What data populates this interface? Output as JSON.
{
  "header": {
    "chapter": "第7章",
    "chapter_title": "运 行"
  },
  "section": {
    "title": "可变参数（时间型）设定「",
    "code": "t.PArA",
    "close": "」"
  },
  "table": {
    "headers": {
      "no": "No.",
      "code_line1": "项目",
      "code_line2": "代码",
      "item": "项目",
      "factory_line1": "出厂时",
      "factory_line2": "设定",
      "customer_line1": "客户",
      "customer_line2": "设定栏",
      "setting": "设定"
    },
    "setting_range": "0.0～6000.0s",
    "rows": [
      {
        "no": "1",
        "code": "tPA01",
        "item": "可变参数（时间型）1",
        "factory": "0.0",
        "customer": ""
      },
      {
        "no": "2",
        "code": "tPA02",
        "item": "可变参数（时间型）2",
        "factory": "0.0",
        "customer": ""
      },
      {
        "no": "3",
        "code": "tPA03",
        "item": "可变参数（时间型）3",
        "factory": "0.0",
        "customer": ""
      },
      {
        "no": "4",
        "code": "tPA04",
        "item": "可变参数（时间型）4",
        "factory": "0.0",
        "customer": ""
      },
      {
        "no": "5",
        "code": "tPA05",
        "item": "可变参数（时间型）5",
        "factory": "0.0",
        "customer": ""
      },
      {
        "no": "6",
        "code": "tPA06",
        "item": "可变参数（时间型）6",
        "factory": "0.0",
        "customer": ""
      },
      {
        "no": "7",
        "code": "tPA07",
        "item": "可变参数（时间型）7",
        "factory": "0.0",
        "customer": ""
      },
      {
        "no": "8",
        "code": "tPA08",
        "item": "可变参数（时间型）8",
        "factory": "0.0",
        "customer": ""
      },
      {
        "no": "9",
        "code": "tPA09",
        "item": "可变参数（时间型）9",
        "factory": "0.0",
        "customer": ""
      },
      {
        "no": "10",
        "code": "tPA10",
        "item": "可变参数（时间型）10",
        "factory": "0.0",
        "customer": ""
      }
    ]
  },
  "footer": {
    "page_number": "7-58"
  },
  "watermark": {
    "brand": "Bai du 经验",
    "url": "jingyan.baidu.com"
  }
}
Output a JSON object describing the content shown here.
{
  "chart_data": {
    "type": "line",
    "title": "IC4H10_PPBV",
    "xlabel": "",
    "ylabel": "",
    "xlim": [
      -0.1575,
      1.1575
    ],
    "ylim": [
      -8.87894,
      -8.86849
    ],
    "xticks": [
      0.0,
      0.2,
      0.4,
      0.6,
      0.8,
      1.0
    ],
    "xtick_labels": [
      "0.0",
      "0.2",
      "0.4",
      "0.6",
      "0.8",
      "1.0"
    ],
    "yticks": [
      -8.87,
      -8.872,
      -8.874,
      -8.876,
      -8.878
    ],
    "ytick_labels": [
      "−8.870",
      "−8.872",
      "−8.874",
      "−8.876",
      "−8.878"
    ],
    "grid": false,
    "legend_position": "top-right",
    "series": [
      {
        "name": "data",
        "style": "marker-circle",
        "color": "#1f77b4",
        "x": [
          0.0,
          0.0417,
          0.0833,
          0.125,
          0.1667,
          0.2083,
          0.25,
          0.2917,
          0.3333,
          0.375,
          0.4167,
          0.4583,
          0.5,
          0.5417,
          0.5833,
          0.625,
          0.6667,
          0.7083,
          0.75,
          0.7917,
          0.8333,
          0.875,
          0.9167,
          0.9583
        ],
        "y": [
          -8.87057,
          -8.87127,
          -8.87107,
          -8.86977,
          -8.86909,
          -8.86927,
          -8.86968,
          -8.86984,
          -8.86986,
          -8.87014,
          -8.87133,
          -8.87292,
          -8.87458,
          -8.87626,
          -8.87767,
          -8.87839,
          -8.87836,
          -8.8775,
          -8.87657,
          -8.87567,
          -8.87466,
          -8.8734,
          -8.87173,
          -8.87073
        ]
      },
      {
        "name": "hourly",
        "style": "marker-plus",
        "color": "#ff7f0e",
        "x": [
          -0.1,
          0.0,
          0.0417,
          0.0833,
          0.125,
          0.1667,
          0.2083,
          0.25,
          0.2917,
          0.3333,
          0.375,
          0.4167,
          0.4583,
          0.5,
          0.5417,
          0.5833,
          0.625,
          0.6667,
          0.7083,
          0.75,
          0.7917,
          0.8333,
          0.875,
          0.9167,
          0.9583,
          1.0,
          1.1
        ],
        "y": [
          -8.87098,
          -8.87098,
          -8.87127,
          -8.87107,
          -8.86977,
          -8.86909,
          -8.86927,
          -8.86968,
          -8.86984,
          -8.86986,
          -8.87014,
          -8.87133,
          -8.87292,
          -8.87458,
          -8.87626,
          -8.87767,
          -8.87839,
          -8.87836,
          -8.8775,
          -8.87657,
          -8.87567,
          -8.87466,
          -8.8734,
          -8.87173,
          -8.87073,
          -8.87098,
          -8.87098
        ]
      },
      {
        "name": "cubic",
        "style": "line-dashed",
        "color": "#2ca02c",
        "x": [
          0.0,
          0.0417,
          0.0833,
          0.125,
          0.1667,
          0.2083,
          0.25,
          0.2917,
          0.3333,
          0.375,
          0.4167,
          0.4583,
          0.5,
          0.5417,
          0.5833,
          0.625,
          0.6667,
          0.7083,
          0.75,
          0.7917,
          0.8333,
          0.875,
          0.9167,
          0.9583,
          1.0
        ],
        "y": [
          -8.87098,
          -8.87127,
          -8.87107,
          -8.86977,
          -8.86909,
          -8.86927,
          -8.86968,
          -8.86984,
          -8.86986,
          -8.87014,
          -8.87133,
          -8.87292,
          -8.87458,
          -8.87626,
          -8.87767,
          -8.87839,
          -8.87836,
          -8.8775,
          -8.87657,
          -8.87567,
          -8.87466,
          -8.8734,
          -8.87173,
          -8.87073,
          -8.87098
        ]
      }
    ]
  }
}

:::

- STATED PROBLEM
Give all of the entries again, word for word.

- FINAL RESULT
What data populates this interface? Output as JSON.
{
  "header": {
    "chapter": "第7章",
    "chapter_title": "运 行"
  },
  "section": {
    "title": "可变参数（时间型）设定「",
    "code": "t.PArA",
    "close": "」"
  },
  "table": {
    "headers": {
      "no": "No.",
      "code_line1": "项目",
      "code_line2": "代码",
      "item": "项目",
      "factory_line1": "出厂时",
      "factory_line2": "设定",
      "customer_line1": "客户",
      "customer_line2": "设定栏",
      "setting": "设定"
    },
    "setting_range": "0.0～6000.0s",
    "rows": [
      {
        "no": "1",
        "code": "tPA01",
        "item": "可变参数（时间型）1",
        "factory": "0.0",
        "customer": ""
      },
      {
        "no": "2",
        "code": "tPA02",
        "item": "可变参数（时间型）2",
        "factory": "0.0",
        "customer": ""
      },
      {
        "no": "3",
        "code": "tPA03",
        "item": "可变参数（时间型）3",
        "factory": "0.0",
        "customer": ""
      },
      {
        "no": "4",
        "code": "tPA04",
        "item": "可变参数（时间型）4",
        "factory": "0.0",
        "customer": ""
      },
      {
        "no": "5",
        "code": "tPA05",
        "item": "可变参数（时间型）5",
        "factory": "0.0",
        "customer": ""
      },
      {
        "no": "6",
        "code": "tPA06",
        "item": "可变参数（时间型）6",
        "factory": "0.0",
        "customer": ""
      },
      {
        "no": "7",
        "code": "tPA07",
        "item": "可变参数（时间型）7",
        "factory": "0.0",
        "customer": ""
      },
      {
        "no": "8",
        "code": "tPA08",
        "item": "可变参数（时间型）8",
        "factory": "0.0",
        "customer": ""
      },
      {
        "no": "9",
        "code": "tPA09",
        "item": "可变参数（时间型）9",
        "factory": "0.0",
        "customer": ""
      },
      {
        "no": "10",
        "code": "tPA10",
        "item": "可变参数（时间型）10",
        "factory": "0.0",
        "customer": ""
      }
    ]
  },
  "footer": {
    "page_number": "7-58"
  },
  "watermark": {
    "brand": "Bai du 经验",
    "url": "jingyan.baidu.com"
  }
}
Output a JSON object describing the content shown here.
{
  "chart_data": {
    "type": "line",
    "title": "IC4H10_PPBV",
    "xlabel": "",
    "ylabel": "",
    "xlim": [
      -0.1575,
      1.1575
    ],
    "ylim": [
      -8.87894,
      -8.86849
    ],
    "xticks": [
      0.0,
      0.2,
      0.4,
      0.6,
      0.8,
      1.0
    ],
    "xtick_labels": [
      "0.0",
      "0.2",
      "0.4",
      "0.6",
      "0.8",
      "1.0"
    ],
    "yticks": [
      -8.87,
      -8.872,
      -8.874,
      -8.876,
      -8.878
    ],
    "ytick_labels": [
      "−8.870",
      "−8.872",
      "−8.874",
      "−8.876",
      "−8.878"
    ],
    "grid": false,
    "legend_position": "top-right",
    "series": [
      {
        "name": "data",
        "style": "marker-circle",
        "color": "#1f77b4",
        "x": [
          0.0,
          0.0417,
          0.0833,
          0.125,
          0.1667,
          0.2083,
          0.25,
          0.2917,
          0.3333,
          0.375,
          0.4167,
          0.4583,
          0.5,
          0.5417,
          0.5833,
          0.625,
          0.6667,
          0.7083,
          0.75,
          0.7917,
          0.8333,
          0.875,
          0.9167,
          0.9583
        ],
        "y": [
          -8.87057,
          -8.87127,
          -8.87107,
          -8.86977,
          -8.86909,
          -8.86927,
          -8.86968,
          -8.86984,
          -8.86986,
          -8.87014,
          -8.87133,
          -8.87292,
          -8.87458,
          -8.87626,
          -8.87767,
          -8.87839,
          -8.87836,
          -8.8775,
          -8.87657,
          -8.87567,
          -8.87466,
          -8.8734,
          -8.87173,
          -8.87073
        ]
      },
      {
        "name": "hourly",
        "style": "marker-plus",
        "color": "#ff7f0e",
        "x": [
          -0.1,
          0.0,
          0.0417,
          0.0833,
          0.125,
          0.1667,
          0.2083,
          0.25,
          0.2917,
          0.3333,
          0.375,
          0.4167,
          0.4583,
          0.5,
          0.5417,
          0.5833,
          0.625,
          0.6667,
          0.7083,
          0.75,
          0.7917,
          0.8333,
          0.875,
          0.9167,
          0.9583,
          1.0,
          1.1
        ],
        "y": [
          -8.87098,
          -8.87098,
          -8.87127,
          -8.87107,
          -8.86977,
          -8.86909,
          -8.86927,
          -8.86968,
          -8.86984,
          -8.86986,
          -8.87014,
          -8.87133,
          -8.87292,
          -8.87458,
          -8.87626,
          -8.87767,
          -8.87839,
          -8.87836,
          -8.8775,
          -8.87657,
          -8.87567,
          -8.87466,
          -8.8734,
          -8.87173,
          -8.87073,
          -8.87098,
          -8.87098
        ]
      },
      {
        "name": "cubic",
        "style": "line-dashed",
        "color": "#2ca02c",
        "x": [
          0.0,
          0.0417,
          0.0833,
          0.125,
          0.1667,
          0.2083,
          0.25,
          0.2917,
          0.3333,
          0.375,
          0.4167,
          0.4583,
          0.5,
          0.5417,
          0.5833,
          0.625,
          0.6667,
          0.7083,
          0.75,
          0.7917,
          0.8333,
          0.875,
          0.9167,
          0.9583,
          1.0
        ],
        "y": [
          -8.87098,
          -8.87127,
          -8.87107,
          -8.86977,
          -8.86909,
          -8.86927,
          -8.86968,
          -8.86984,
          -8.86986,
          -8.87014,
          -8.87133,
          -8.87292,
          -8.87458,
          -8.87626,
          -8.87767,
          -8.87839,
          -8.87836,
          -8.8775,
          -8.87657,
          -8.87567,
          -8.87466,
          -8.8734,
          -8.87173,
          -8.87073,
          -8.87098
        ]
      }
    ]
  }
}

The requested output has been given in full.